-- BEGIN Supplied material --
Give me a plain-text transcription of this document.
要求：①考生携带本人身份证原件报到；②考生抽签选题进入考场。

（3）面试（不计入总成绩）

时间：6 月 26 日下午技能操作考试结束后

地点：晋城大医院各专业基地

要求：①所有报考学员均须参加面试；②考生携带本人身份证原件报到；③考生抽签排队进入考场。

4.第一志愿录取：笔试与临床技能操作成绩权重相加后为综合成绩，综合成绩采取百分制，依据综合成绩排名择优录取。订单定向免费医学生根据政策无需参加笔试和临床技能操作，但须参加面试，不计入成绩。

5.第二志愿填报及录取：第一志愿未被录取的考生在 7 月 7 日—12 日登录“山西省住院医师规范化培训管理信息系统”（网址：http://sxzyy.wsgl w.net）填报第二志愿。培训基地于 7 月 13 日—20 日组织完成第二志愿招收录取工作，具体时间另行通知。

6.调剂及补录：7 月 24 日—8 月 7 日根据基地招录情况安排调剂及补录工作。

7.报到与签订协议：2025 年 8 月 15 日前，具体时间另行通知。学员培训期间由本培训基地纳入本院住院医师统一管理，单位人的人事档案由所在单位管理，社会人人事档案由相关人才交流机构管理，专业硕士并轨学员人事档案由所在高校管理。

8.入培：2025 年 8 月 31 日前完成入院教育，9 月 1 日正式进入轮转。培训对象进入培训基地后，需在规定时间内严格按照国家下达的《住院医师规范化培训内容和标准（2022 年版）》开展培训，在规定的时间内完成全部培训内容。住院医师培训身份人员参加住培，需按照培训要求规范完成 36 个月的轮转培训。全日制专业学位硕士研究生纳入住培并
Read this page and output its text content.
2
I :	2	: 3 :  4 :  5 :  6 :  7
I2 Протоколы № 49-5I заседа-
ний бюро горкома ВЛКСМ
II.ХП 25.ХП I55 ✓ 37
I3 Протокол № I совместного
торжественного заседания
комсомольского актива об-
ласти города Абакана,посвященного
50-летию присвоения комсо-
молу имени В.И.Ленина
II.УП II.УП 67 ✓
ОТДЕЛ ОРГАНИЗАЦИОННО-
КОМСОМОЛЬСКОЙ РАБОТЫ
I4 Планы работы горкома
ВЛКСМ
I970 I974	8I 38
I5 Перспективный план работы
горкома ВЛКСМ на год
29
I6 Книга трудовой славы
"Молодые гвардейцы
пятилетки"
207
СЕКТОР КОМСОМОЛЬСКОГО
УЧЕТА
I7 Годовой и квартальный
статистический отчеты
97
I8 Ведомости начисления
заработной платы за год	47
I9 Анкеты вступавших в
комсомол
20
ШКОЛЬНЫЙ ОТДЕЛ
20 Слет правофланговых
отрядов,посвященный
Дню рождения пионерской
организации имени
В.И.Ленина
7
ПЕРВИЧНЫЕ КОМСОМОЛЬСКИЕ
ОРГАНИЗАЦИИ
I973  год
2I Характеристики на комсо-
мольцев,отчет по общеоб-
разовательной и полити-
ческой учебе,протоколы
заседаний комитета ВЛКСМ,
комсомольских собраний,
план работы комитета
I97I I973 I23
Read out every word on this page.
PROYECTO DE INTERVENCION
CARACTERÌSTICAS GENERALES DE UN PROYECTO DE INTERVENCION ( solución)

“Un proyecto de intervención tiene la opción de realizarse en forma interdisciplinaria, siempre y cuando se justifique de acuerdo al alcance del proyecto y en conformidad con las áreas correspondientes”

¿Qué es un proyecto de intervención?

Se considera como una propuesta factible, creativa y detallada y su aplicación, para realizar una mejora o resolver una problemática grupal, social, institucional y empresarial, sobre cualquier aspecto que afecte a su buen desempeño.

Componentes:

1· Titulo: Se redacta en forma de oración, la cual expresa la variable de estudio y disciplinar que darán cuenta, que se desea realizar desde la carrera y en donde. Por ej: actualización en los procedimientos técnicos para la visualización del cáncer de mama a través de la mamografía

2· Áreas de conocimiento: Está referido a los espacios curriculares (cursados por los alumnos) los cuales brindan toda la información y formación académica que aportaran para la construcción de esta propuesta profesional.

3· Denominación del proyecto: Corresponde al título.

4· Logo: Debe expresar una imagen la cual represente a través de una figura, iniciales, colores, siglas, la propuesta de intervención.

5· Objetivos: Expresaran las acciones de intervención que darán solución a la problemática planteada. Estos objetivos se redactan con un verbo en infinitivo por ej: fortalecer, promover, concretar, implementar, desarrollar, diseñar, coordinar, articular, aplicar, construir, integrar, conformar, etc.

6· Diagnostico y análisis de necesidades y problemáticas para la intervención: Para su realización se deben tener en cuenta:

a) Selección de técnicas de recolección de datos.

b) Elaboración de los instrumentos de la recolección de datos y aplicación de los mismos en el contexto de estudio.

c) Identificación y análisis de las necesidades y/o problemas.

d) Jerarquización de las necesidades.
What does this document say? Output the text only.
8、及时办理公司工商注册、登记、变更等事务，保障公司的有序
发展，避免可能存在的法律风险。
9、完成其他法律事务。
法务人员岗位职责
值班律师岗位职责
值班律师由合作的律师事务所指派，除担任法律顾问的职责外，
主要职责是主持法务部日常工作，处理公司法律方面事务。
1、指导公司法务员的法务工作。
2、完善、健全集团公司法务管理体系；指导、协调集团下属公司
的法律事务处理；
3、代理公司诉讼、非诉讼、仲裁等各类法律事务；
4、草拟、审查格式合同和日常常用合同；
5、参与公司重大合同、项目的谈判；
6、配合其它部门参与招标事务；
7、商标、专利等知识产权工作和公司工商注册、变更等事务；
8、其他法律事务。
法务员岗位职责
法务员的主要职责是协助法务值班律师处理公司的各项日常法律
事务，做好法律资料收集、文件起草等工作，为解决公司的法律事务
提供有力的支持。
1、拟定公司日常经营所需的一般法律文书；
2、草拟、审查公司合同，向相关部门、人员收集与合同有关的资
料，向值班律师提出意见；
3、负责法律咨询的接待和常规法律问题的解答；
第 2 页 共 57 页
-- END Supplied material --
• **What is expected**: For each line of the listing that holds the word "Read", show that line.

• **Result of this exercise**:
Read this page and output its text content.
Read out every word on this page.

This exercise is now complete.